[Task instructions]: Below are some records; return each one exactly.

--- Begin Supplied entries ---

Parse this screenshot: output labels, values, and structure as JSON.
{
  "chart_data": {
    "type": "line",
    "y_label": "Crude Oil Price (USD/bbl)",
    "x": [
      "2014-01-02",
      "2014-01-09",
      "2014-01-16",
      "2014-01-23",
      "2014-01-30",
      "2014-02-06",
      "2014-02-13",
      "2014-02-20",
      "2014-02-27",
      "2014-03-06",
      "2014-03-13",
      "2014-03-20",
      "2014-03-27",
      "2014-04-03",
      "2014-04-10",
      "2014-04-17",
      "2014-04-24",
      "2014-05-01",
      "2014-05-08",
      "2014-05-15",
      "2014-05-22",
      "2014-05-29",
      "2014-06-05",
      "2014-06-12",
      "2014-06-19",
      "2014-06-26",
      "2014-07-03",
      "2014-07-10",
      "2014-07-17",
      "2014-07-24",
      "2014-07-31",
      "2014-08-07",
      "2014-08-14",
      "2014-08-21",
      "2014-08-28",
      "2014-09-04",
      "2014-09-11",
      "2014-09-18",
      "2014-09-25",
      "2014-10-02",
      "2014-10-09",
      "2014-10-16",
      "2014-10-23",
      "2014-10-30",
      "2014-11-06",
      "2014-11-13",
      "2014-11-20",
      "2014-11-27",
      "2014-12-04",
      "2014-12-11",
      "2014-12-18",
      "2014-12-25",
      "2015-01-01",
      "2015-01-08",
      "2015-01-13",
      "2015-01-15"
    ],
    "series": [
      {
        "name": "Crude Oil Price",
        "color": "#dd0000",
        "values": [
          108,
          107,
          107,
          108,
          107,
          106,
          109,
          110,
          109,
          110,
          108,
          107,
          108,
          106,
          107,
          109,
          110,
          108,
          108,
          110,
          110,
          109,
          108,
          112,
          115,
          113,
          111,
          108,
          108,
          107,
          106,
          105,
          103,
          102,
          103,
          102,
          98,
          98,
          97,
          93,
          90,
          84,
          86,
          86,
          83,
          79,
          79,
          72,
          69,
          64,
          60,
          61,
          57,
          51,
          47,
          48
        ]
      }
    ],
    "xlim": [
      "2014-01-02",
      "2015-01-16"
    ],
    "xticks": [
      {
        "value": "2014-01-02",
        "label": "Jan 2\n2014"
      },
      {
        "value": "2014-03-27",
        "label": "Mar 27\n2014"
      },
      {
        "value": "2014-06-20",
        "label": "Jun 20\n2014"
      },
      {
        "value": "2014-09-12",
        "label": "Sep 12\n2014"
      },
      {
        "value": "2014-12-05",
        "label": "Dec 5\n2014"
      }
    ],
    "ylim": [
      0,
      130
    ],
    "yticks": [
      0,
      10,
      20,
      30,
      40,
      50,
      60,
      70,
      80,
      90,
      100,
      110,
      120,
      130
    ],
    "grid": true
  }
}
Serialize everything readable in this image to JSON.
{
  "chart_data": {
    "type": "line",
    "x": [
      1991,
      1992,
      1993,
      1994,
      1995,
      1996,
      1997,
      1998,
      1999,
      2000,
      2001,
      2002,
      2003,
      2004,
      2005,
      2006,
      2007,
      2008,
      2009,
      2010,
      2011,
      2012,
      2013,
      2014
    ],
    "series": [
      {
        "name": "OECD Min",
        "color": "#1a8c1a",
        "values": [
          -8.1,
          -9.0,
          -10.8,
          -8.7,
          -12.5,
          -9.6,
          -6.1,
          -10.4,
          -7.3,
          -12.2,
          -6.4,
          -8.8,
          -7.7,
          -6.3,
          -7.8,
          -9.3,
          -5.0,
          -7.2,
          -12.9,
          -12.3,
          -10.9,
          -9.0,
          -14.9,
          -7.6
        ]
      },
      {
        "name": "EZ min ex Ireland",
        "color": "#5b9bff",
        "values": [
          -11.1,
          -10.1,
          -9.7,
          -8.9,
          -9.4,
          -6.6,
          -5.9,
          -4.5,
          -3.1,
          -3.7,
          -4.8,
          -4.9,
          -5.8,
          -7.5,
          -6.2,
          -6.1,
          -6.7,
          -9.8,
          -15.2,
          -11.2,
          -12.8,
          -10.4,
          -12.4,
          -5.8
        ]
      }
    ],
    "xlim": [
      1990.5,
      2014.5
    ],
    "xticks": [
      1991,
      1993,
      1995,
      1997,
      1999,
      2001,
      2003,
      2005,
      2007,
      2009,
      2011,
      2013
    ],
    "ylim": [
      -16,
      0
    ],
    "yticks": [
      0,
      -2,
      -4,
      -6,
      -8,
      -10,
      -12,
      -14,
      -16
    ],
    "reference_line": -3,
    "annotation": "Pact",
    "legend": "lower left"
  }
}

--- End Supplied entries ---

[Reply]:
Parse this screenshot: output labels, values, and structure as JSON.
{
  "chart_data": {
    "type": "line",
    "y_label": "Crude Oil Price (USD/bbl)",
    "x": [
      "2014-01-02",
      "2014-01-09",
      "2014-01-16",
      "2014-01-23",
      "2014-01-30",
      "2014-02-06",
      "2014-02-13",
      "2014-02-20",
      "2014-02-27",
      "2014-03-06",
      "2014-03-13",
      "2014-03-20",
      "2014-03-27",
      "2014-04-03",
      "2014-04-10",
      "2014-04-17",
      "2014-04-24",
      "2014-05-01",
      "2014-05-08",
      "2014-05-15",
      "2014-05-22",
      "2014-05-29",
      "2014-06-05",
      "2014-06-12",
      "2014-06-19",
      "2014-06-26",
      "2014-07-03",
      "2014-07-10",
      "2014-07-17",
      "2014-07-24",
      "2014-07-31",
      "2014-08-07",
      "2014-08-14",
      "2014-08-21",
      "2014-08-28",
      "2014-09-04",
      "2014-09-11",
      "2014-09-18",
      "2014-09-25",
      "2014-10-02",
      "2014-10-09",
      "2014-10-16",
      "2014-10-23",
      "2014-10-30",
      "2014-11-06",
      "2014-11-13",
      "2014-11-20",
      "2014-11-27",
      "2014-12-04",
      "2014-12-11",
      "2014-12-18",
      "2014-12-25",
      "2015-01-01",
      "2015-01-08",
      "2015-01-13",
      "2015-01-15"
    ],
    "series": [
      {
        "name": "Crude Oil Price",
        "color": "#dd0000",
        "values": [
          108,
          107,
          107,
          108,
          107,
          106,
          109,
          110,
          109,
          110,
          108,
          107,
          108,
          106,
          107,
          109,
          110,
          108,
          108,
          110,
          110,
          109,
          108,
          112,
          115,
          113,
          111,
          108,
          108,
          107,
          106,
          105,
          103,
          102,
          103,
          102,
          98,
          98,
          97,
          93,
          90,
          84,
          86,
          86,
          83,
          79,
          79,
          72,
          69,
          64,
          60,
          61,
          57,
          51,
          47,
          48
        ]
      }
    ],
    "xlim": [
      "2014-01-02",
      "2015-01-16"
    ],
    "xticks": [
      {
        "value": "2014-01-02",
        "label": "Jan 2\n2014"
      },
      {
        "value": "2014-03-27",
        "label": "Mar 27\n2014"
      },
      {
        "value": "2014-06-20",
        "label": "Jun 20\n2014"
      },
      {
        "value": "2014-09-12",
        "label": "Sep 12\n2014"
      },
      {
        "value": "2014-12-05",
        "label": "Dec 5\n2014"
      }
    ],
    "ylim": [
      0,
      130
    ],
    "yticks": [
      0,
      10,
      20,
      30,
      40,
      50,
      60,
      70,
      80,
      90,
      100,
      110,
      120,
      130
    ],
    "grid": true
  }
}
Serialize everything readable in this image to JSON.
{
  "chart_data": {
    "type": "line",
    "x": [
      1991,
      1992,
      1993,
      1994,
      1995,
      1996,
      1997,
      1998,
      1999,
      2000,
      2001,
      2002,
      2003,
      2004,
      2005,
      2006,
      2007,
      2008,
      2009,
      2010,
      2011,
      2012,
      2013,
      2014
    ],
    "series": [
      {
        "name": "OECD Min",
        "color": "#1a8c1a",
        "values": [
          -8.1,
          -9.0,
          -10.8,
          -8.7,
          -12.5,
          -9.6,
          -6.1,
          -10.4,
          -7.3,
          -12.2,
          -6.4,
          -8.8,
          -7.7,
          -6.3,
          -7.8,
          -9.3,
          -5.0,
          -7.2,
          -12.9,
          -12.3,
          -10.9,
          -9.0,
          -14.9,
          -7.6
        ]
      },
      {
        "name": "EZ min ex Ireland",
        "color": "#5b9bff",
        "values": [
          -11.1,
          -10.1,
          -9.7,
          -8.9,
          -9.4,
          -6.6,
          -5.9,
          -4.5,
          -3.1,
          -3.7,
          -4.8,
          -4.9,
          -5.8,
          -7.5,
          -6.2,
          -6.1,
          -6.7,
          -9.8,
          -15.2,
          -11.2,
          -12.8,
          -10.4,
          -12.4,
          -5.8
        ]
      }
    ],
    "xlim": [
      1990.5,
      2014.5
    ],
    "xticks": [
      1991,
      1993,
      1995,
      1997,
      1999,
      2001,
      2003,
      2005,
      2007,
      2009,
      2011,
      2013
    ],
    "ylim": [
      -16,
      0
    ],
    "yticks": [
      0,
      -2,
      -4,
      -6,
      -8,
      -10,
      -12,
      -14,
      -16
    ],
    "reference_line": -3,
    "annotation": "Pact",
    "legend": "lower left"
  }
}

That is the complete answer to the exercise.